• **Exercise aim**
Each entry below is to be transcribed exactly.

• **Listed entries**
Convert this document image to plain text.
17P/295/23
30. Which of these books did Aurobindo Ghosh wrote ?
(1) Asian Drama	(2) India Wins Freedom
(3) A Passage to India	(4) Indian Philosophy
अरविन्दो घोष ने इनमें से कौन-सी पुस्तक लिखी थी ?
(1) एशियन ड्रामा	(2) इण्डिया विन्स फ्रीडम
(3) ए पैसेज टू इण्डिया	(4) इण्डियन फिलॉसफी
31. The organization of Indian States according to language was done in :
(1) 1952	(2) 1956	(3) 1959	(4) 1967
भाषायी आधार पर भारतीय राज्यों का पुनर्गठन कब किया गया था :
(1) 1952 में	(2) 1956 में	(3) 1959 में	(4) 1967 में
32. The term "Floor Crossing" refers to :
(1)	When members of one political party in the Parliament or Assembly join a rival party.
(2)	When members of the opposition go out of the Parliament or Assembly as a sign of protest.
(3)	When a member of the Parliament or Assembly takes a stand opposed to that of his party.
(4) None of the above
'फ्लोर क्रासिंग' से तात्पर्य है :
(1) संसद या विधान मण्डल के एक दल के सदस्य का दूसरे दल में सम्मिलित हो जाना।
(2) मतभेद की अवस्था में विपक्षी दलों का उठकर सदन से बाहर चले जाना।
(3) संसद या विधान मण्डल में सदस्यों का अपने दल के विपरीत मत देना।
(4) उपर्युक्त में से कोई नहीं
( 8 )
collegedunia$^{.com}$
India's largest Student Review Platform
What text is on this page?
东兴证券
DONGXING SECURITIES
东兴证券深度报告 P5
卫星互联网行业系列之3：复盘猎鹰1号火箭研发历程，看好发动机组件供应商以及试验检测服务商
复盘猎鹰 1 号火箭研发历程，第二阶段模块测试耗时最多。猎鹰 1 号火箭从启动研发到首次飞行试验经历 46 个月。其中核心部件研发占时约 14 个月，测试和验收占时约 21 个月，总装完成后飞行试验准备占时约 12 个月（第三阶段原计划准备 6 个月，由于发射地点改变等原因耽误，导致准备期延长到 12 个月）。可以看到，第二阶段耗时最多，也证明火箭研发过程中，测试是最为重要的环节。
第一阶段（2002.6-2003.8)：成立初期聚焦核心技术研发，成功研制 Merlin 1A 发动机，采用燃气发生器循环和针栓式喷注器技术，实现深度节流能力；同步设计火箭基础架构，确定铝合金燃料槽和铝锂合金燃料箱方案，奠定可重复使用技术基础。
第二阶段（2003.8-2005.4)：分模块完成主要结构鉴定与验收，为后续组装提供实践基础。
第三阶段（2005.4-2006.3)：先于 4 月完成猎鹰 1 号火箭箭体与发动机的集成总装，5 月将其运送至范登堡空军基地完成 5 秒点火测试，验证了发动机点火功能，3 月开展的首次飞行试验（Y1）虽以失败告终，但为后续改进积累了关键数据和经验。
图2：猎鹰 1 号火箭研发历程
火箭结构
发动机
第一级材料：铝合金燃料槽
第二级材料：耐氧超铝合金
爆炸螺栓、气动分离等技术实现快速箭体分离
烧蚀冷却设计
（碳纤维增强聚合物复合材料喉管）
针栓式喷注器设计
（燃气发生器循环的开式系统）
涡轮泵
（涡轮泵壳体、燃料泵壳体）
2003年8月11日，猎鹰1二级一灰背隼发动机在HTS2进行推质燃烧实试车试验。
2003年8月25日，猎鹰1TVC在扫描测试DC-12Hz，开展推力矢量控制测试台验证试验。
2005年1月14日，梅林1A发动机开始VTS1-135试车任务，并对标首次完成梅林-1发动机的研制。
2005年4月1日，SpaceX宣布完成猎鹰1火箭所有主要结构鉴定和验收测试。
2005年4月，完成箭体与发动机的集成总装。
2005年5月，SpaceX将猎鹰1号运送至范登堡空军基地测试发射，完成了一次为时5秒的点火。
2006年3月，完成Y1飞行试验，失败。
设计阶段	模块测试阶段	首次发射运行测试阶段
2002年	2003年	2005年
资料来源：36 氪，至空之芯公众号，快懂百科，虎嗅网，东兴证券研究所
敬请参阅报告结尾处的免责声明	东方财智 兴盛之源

• **Response to the task**
Convert this document image to plain text.
17P/295/23
30. Which of these books did Aurobindo Ghosh wrote ?
(1) Asian Drama	(2) India Wins Freedom
(3) A Passage to India	(4) Indian Philosophy
अरविन्दो घोष ने इनमें से कौन-सी पुस्तक लिखी थी ?
(1) एशियन ड्रामा	(2) इण्डिया विन्स फ्रीडम
(3) ए पैसेज टू इण्डिया	(4) इण्डियन फिलॉसफी
31. The organization of Indian States according to language was done in :
(1) 1952	(2) 1956	(3) 1959	(4) 1967
भाषायी आधार पर भारतीय राज्यों का पुनर्गठन कब किया गया था :
(1) 1952 में	(2) 1956 में	(3) 1959 में	(4) 1967 में
32. The term "Floor Crossing" refers to :
(1)	When members of one political party in the Parliament or Assembly join a rival party.
(2)	When members of the opposition go out of the Parliament or Assembly as a sign of protest.
(3)	When a member of the Parliament or Assembly takes a stand opposed to that of his party.
(4) None of the above
'फ्लोर क्रासिंग' से तात्पर्य है :
(1) संसद या विधान मण्डल के एक दल के सदस्य का दूसरे दल में सम्मिलित हो जाना।
(2) मतभेद की अवस्था में विपक्षी दलों का उठकर सदन से बाहर चले जाना।
(3) संसद या विधान मण्डल में सदस्यों का अपने दल के विपरीत मत देना।
(4) उपर्युक्त में से कोई नहीं
( 8 )
collegedunia$^{.com}$
India's largest Student Review Platform
What text is on this page?
东兴证券
DONGXING SECURITIES
东兴证券深度报告 P5
卫星互联网行业系列之3：复盘猎鹰1号火箭研发历程，看好发动机组件供应商以及试验检测服务商
复盘猎鹰 1 号火箭研发历程，第二阶段模块测试耗时最多。猎鹰 1 号火箭从启动研发到首次飞行试验经历 46 个月。其中核心部件研发占时约 14 个月，测试和验收占时约 21 个月，总装完成后飞行试验准备占时约 12 个月（第三阶段原计划准备 6 个月，由于发射地点改变等原因耽误，导致准备期延长到 12 个月）。可以看到，第二阶段耗时最多，也证明火箭研发过程中，测试是最为重要的环节。
第一阶段（2002.6-2003.8)：成立初期聚焦核心技术研发，成功研制 Merlin 1A 发动机，采用燃气发生器循环和针栓式喷注器技术，实现深度节流能力；同步设计火箭基础架构，确定铝合金燃料槽和铝锂合金燃料箱方案，奠定可重复使用技术基础。
第二阶段（2003.8-2005.4)：分模块完成主要结构鉴定与验收，为后续组装提供实践基础。
第三阶段（2005.4-2006.3)：先于 4 月完成猎鹰 1 号火箭箭体与发动机的集成总装，5 月将其运送至范登堡空军基地完成 5 秒点火测试，验证了发动机点火功能，3 月开展的首次飞行试验（Y1）虽以失败告终，但为后续改进积累了关键数据和经验。
图2：猎鹰 1 号火箭研发历程
火箭结构
发动机
第一级材料：铝合金燃料槽
第二级材料：耐氧超铝合金
爆炸螺栓、气动分离等技术实现快速箭体分离
烧蚀冷却设计
（碳纤维增强聚合物复合材料喉管）
针栓式喷注器设计
（燃气发生器循环的开式系统）
涡轮泵
（涡轮泵壳体、燃料泵壳体）
2003年8月11日，猎鹰1二级一灰背隼发动机在HTS2进行推质燃烧实试车试验。
2003年8月25日，猎鹰1TVC在扫描测试DC-12Hz，开展推力矢量控制测试台验证试验。
2005年1月14日，梅林1A发动机开始VTS1-135试车任务，并对标首次完成梅林-1发动机的研制。
2005年4月1日，SpaceX宣布完成猎鹰1火箭所有主要结构鉴定和验收测试。
2005年4月，完成箭体与发动机的集成总装。
2005年5月，SpaceX将猎鹰1号运送至范登堡空军基地测试发射，完成了一次为时5秒的点火。
2006年3月，完成Y1飞行试验，失败。
设计阶段	模块测试阶段	首次发射运行测试阶段
2002年	2003年	2005年
资料来源：36 氪，至空之芯公众号，快懂百科，虎嗅网，东兴证券研究所
敬请参阅报告结尾处的免责声明	东方财智 兴盛之源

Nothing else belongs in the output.